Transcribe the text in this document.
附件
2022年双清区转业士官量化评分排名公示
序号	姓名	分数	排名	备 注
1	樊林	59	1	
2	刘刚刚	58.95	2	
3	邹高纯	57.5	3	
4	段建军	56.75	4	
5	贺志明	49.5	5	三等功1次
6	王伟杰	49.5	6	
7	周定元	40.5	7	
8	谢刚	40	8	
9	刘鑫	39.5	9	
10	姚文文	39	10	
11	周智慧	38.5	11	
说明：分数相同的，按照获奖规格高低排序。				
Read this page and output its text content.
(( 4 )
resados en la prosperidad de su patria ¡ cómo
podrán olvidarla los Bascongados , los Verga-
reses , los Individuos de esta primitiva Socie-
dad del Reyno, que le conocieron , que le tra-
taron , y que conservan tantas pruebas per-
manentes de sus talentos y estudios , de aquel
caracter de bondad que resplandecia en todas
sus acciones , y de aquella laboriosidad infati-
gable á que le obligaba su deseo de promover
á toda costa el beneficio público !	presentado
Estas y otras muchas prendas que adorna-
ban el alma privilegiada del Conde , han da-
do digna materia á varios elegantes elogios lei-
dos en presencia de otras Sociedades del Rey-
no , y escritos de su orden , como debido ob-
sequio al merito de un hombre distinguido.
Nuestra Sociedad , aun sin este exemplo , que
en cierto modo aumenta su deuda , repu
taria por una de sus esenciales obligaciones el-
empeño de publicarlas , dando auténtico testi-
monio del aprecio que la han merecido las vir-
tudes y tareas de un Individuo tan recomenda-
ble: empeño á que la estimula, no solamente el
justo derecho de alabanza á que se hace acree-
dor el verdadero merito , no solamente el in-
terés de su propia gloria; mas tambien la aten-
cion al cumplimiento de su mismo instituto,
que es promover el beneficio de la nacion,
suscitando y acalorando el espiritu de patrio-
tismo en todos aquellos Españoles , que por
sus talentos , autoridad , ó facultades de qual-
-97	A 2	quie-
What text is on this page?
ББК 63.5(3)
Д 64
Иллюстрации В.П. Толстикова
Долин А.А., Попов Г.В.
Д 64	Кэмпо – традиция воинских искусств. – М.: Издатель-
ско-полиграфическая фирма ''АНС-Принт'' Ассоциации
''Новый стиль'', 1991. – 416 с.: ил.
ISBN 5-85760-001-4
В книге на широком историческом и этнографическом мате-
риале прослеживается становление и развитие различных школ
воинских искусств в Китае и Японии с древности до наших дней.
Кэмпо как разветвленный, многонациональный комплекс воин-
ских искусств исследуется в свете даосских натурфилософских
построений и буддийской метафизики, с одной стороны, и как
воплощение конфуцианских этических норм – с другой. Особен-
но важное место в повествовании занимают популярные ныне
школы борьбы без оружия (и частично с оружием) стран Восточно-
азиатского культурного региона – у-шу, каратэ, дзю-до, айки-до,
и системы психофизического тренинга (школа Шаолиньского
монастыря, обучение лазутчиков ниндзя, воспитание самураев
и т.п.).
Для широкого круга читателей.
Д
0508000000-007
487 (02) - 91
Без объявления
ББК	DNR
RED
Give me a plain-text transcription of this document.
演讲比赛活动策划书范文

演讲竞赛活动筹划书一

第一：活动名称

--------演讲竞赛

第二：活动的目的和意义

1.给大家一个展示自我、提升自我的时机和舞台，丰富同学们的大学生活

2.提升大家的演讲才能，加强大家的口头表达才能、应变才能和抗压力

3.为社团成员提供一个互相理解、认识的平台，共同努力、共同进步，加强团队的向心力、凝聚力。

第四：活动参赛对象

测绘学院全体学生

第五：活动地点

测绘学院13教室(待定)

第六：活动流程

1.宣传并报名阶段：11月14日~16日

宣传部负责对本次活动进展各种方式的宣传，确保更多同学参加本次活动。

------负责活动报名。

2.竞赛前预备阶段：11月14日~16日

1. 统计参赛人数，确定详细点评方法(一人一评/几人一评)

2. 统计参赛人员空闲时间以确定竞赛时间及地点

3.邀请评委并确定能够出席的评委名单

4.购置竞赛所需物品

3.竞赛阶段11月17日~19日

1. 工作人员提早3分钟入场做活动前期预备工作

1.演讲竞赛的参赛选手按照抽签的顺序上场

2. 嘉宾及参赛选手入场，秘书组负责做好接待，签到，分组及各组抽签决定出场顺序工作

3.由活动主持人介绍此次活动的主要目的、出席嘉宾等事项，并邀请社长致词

------------------------------------------------

▸ Set exercise: Please reproduce each line exactly as written.

▸ Worked answer:
Transcribe the text in this document.
附件
2022年双清区转业士官量化评分排名公示
序号	姓名	分数	排名	备 注
1	樊林	59	1	
2	刘刚刚	58.95	2	
3	邹高纯	57.5	3	
4	段建军	56.75	4	
5	贺志明	49.5	5	三等功1次
6	王伟杰	49.5	6	
7	周定元	40.5	7	
8	谢刚	40	8	
9	刘鑫	39.5	9	
10	姚文文	39	10	
11	周智慧	38.5	11	
说明：分数相同的，按照获奖规格高低排序。				
Read this page and output its text content.
(( 4 )
resados en la prosperidad de su patria ¡ cómo
podrán olvidarla los Bascongados , los Verga-
reses , los Individuos de esta primitiva Socie-
dad del Reyno, que le conocieron , que le tra-
taron , y que conservan tantas pruebas per-
manentes de sus talentos y estudios , de aquel
caracter de bondad que resplandecia en todas
sus acciones , y de aquella laboriosidad infati-
gable á que le obligaba su deseo de promover
á toda costa el beneficio público !	presentado
Estas y otras muchas prendas que adorna-
ban el alma privilegiada del Conde , han da-
do digna materia á varios elegantes elogios lei-
dos en presencia de otras Sociedades del Rey-
no , y escritos de su orden , como debido ob-
sequio al merito de un hombre distinguido.
Nuestra Sociedad , aun sin este exemplo , que
en cierto modo aumenta su deuda , repu
taria por una de sus esenciales obligaciones el-
empeño de publicarlas , dando auténtico testi-
monio del aprecio que la han merecido las vir-
tudes y tareas de un Individuo tan recomenda-
ble: empeño á que la estimula, no solamente el
justo derecho de alabanza á que se hace acree-
dor el verdadero merito , no solamente el in-
terés de su propia gloria; mas tambien la aten-
cion al cumplimiento de su mismo instituto,
que es promover el beneficio de la nacion,
suscitando y acalorando el espiritu de patrio-
tismo en todos aquellos Españoles , que por
sus talentos , autoridad , ó facultades de qual-
-97	A 2	quie-
What text is on this page?
ББК 63.5(3)
Д 64
Иллюстрации В.П. Толстикова
Долин А.А., Попов Г.В.
Д 64	Кэмпо – традиция воинских искусств. – М.: Издатель-
ско-полиграфическая фирма ''АНС-Принт'' Ассоциации
''Новый стиль'', 1991. – 416 с.: ил.
ISBN 5-85760-001-4
В книге на широком историческом и этнографическом мате-
риале прослеживается становление и развитие различных школ
воинских искусств в Китае и Японии с древности до наших дней.
Кэмпо как разветвленный, многонациональный комплекс воин-
ских искусств исследуется в свете даосских натурфилософских
построений и буддийской метафизики, с одной стороны, и как
воплощение конфуцианских этических норм – с другой. Особен-
но важное место в повествовании занимают популярные ныне
школы борьбы без оружия (и частично с оружием) стран Восточно-
азиатского культурного региона – у-шу, каратэ, дзю-до, айки-до,
и системы психофизического тренинга (школа Шаолиньского
монастыря, обучение лазутчиков ниндзя, воспитание самураев
и т.п.).
Для широкого круга читателей.
Д
0508000000-007
487 (02) - 91
Без объявления
ББК	DNR
RED
Give me a plain-text transcription of this document.
演讲比赛活动策划书范文

演讲竞赛活动筹划书一

第一：活动名称

--------演讲竞赛

第二：活动的目的和意义

1.给大家一个展示自我、提升自我的时机和舞台，丰富同学们的大学生活

2.提升大家的演讲才能，加强大家的口头表达才能、应变才能和抗压力

3.为社团成员提供一个互相理解、认识的平台，共同努力、共同进步，加强团队的向心力、凝聚力。

第四：活动参赛对象

测绘学院全体学生

第五：活动地点

测绘学院13教室(待定)

第六：活动流程

1.宣传并报名阶段：11月14日~16日

宣传部负责对本次活动进展各种方式的宣传，确保更多同学参加本次活动。

------负责活动报名。

2.竞赛前预备阶段：11月14日~16日

1. 统计参赛人数，确定详细点评方法(一人一评/几人一评)

2. 统计参赛人员空闲时间以确定竞赛时间及地点

3.邀请评委并确定能够出席的评委名单

4.购置竞赛所需物品

3.竞赛阶段11月17日~19日

1. 工作人员提早3分钟入场做活动前期预备工作

1.演讲竞赛的参赛选手按照抽签的顺序上场

2. 嘉宾及参赛选手入场，秘书组负责做好接待，签到，分组及各组抽签决定出场顺序工作

3.由活动主持人介绍此次活动的主要目的、出席嘉宾等事项，并邀请社长致词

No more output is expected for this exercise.